╭─ Listed entries

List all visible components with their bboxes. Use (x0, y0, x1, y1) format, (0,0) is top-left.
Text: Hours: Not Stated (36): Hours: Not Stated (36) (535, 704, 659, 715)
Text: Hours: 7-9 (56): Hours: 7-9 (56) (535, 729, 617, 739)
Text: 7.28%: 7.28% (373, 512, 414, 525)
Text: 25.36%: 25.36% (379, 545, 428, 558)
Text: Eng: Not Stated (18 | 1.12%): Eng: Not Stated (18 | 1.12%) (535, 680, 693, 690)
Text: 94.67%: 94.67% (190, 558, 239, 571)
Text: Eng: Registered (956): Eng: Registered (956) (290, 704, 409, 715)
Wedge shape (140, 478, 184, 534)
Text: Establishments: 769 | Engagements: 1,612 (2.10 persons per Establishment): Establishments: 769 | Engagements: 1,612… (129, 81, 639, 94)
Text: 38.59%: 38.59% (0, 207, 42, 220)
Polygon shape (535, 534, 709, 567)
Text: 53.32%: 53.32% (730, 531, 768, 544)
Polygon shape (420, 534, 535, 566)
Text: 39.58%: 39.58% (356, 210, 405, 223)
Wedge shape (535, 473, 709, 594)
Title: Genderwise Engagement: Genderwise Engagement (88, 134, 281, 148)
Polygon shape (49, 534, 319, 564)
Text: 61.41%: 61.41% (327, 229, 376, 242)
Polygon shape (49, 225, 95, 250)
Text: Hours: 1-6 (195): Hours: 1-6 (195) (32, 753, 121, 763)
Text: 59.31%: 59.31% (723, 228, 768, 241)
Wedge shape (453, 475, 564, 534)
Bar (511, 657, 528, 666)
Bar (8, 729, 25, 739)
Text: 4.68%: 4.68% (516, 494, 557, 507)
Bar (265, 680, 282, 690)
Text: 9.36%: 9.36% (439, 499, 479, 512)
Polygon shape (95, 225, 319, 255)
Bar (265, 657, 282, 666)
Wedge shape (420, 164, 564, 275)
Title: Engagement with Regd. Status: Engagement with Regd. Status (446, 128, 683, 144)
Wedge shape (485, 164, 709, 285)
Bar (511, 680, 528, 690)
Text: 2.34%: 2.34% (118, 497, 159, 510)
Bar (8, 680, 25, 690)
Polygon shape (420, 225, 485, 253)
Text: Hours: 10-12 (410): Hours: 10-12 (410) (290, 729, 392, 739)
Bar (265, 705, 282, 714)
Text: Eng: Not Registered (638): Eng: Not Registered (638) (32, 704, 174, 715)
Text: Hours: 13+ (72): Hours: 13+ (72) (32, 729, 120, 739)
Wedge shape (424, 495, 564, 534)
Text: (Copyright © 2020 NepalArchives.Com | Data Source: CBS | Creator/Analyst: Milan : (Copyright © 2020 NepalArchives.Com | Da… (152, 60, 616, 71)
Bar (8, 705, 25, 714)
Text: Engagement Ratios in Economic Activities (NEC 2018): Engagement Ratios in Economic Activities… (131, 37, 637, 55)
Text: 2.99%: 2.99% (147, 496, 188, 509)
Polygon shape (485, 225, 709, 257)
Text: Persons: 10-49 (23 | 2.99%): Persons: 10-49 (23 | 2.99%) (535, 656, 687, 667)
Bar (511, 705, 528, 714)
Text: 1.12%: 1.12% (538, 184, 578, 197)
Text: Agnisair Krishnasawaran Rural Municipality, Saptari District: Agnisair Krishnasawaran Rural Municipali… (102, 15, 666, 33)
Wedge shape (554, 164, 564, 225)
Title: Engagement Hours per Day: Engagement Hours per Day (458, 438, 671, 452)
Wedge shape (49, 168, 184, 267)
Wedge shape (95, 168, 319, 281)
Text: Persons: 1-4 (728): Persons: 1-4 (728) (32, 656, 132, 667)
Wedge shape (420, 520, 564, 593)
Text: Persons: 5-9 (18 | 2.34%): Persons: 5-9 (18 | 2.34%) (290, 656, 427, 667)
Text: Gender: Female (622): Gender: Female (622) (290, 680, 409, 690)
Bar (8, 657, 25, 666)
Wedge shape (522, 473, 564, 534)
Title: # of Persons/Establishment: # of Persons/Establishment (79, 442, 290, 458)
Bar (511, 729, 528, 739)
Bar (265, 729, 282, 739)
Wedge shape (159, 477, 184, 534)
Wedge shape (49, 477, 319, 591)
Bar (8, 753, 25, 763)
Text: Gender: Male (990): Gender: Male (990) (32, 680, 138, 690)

╰─

* _Job_: Rewrite all of the lines above, putting "Hrs" wherever "Hours" appears and keeping everything else the same.

* _Answer below_:
List all visible components with their bboxes. Use (x0, y0, x1, y1) format, (0,0) is top-left.
Text: Hrs: Not Stated (36): Hrs: Not Stated (36) (535, 704, 659, 715)
Text: Hrs: 7-9 (56): Hrs: 7-9 (56) (535, 729, 617, 739)
Text: 7.28%: 7.28% (373, 512, 414, 525)
Text: 25.36%: 25.36% (379, 545, 428, 558)
Text: Eng: Not Stated (18 | 1.12%): Eng: Not Stated (18 | 1.12%) (535, 680, 693, 690)
Text: 94.67%: 94.67% (190, 558, 239, 571)
Text: Eng: Registered (956): Eng: Registered (956) (290, 704, 409, 715)
Wedge shape (140, 478, 184, 534)
Text: Establishments: 769 | Engagements: 1,612 (2.10 persons per Establishment): Establishments: 769 | Engagements: 1,612… (129, 81, 639, 94)
Text: 38.59%: 38.59% (0, 207, 42, 220)
Polygon shape (535, 534, 709, 567)
Text: 53.32%: 53.32% (730, 531, 768, 544)
Polygon shape (420, 534, 535, 566)
Text: 39.58%: 39.58% (356, 210, 405, 223)
Wedge shape (535, 473, 709, 594)
Title: Genderwise Engagement: Genderwise Engagement (88, 134, 281, 148)
Polygon shape (49, 534, 319, 564)
Text: 61.41%: 61.41% (327, 229, 376, 242)
Polygon shape (49, 225, 95, 250)
Text: Hrs: 1-6 (195): Hrs: 1-6 (195) (32, 753, 121, 763)
Text: 59.31%: 59.31% (723, 228, 768, 241)
Wedge shape (453, 475, 564, 534)
Bar (511, 657, 528, 666)
Bar (8, 729, 25, 739)
Text: 4.68%: 4.68% (516, 494, 557, 507)
Bar (265, 680, 282, 690)
Text: 9.36%: 9.36% (439, 499, 479, 512)
Polygon shape (95, 225, 319, 255)
Bar (265, 657, 282, 666)
Wedge shape (420, 164, 564, 275)
Title: Engagement with Regd. Status: Engagement with Regd. Status (446, 128, 683, 144)
Wedge shape (485, 164, 709, 285)
Bar (511, 680, 528, 690)
Text: 2.34%: 2.34% (118, 497, 159, 510)
Bar (8, 680, 25, 690)
Polygon shape (420, 225, 485, 253)
Text: Hrs: 10-12 (410): Hrs: 10-12 (410) (290, 729, 392, 739)
Bar (265, 705, 282, 714)
Text: Eng: Not Registered (638): Eng: Not Registered (638) (32, 704, 174, 715)
Text: Hrs: 13+ (72): Hrs: 13+ (72) (32, 729, 120, 739)
Wedge shape (424, 495, 564, 534)
Text: (Copyright © 2020 NepalArchives.Com | Data Source: CBS | Creator/Analyst: Milan : (Copyright © 2020 NepalArchives.Com | Da… (152, 60, 616, 71)
Bar (8, 705, 25, 714)
Text: Engagement Ratios in Economic Activities (NEC 2018): Engagement Ratios in Economic Activities… (131, 37, 637, 55)
Text: 2.99%: 2.99% (147, 496, 188, 509)
Polygon shape (485, 225, 709, 257)
Text: Persons: 10-49 (23 | 2.99%): Persons: 10-49 (23 | 2.99%) (535, 656, 687, 667)
Bar (511, 705, 528, 714)
Text: 1.12%: 1.12% (538, 184, 578, 197)
Text: Agnisair Krishnasawaran Rural Municipality, Saptari District: Agnisair Krishnasawaran Rural Municipali… (102, 15, 666, 33)
Wedge shape (554, 164, 564, 225)
Title: Engagement Hrs per Day: Engagement Hrs per Day (458, 438, 671, 452)
Wedge shape (49, 168, 184, 267)
Wedge shape (95, 168, 319, 281)
Text: Persons: 1-4 (728): Persons: 1-4 (728) (32, 656, 132, 667)
Wedge shape (420, 520, 564, 593)
Text: Persons: 5-9 (18 | 2.34%): Persons: 5-9 (18 | 2.34%) (290, 656, 427, 667)
Text: Gender: Female (622): Gender: Female (622) (290, 680, 409, 690)
Bar (8, 657, 25, 666)
Wedge shape (522, 473, 564, 534)
Title: # of Persons/Establishment: # of Persons/Establishment (79, 442, 290, 458)
Bar (511, 729, 528, 739)
Bar (265, 729, 282, 739)
Wedge shape (159, 477, 184, 534)
Wedge shape (49, 477, 319, 591)
Bar (8, 753, 25, 763)
Text: Gender: Male (990): Gender: Male (990) (32, 680, 138, 690)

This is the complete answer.